§ **EXERCISE INSTRUCTIONS**: Using the listing below, please gather every line containing the word "true".

---

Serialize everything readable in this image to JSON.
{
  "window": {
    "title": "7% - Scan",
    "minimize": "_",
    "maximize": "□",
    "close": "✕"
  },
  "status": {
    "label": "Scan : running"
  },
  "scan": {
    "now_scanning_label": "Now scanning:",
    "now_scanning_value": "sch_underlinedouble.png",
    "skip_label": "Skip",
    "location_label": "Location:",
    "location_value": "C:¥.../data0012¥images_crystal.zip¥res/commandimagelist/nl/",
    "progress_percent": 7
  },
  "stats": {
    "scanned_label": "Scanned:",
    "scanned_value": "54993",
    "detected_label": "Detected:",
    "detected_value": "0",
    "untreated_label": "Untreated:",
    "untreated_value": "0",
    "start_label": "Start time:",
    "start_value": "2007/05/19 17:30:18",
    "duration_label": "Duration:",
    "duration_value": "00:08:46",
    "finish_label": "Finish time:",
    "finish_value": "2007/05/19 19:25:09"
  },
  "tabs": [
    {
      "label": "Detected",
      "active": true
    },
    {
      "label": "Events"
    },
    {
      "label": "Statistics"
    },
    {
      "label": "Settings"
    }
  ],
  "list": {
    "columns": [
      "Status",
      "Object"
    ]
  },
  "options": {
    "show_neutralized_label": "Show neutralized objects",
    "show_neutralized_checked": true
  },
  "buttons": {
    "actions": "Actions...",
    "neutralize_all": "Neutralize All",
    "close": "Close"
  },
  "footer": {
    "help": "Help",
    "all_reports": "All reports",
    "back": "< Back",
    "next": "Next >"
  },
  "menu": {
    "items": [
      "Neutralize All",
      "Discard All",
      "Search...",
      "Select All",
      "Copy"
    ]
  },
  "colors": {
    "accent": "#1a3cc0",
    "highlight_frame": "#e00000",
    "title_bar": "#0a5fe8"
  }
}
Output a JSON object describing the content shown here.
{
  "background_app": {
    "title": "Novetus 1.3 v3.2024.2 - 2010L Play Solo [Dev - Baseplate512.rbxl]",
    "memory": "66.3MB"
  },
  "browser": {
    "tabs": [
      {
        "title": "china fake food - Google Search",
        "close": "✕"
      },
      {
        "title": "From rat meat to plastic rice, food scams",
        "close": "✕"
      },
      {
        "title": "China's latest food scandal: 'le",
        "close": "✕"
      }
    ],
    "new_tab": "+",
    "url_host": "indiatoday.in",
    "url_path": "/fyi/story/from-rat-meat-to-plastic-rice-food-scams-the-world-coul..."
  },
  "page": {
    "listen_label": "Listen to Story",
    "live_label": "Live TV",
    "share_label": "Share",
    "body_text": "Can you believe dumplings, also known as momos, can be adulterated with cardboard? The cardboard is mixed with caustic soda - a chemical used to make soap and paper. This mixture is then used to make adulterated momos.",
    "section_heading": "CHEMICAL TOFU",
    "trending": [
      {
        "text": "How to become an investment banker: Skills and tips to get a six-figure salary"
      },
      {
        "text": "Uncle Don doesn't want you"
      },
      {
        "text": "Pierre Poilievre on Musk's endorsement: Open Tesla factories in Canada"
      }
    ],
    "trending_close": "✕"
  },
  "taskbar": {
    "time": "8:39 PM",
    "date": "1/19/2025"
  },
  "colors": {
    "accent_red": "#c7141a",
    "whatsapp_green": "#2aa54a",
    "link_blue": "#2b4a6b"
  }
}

---

§ **EXPECTED ANSWER**:
      "active": true
    "show_neutralized_checked": true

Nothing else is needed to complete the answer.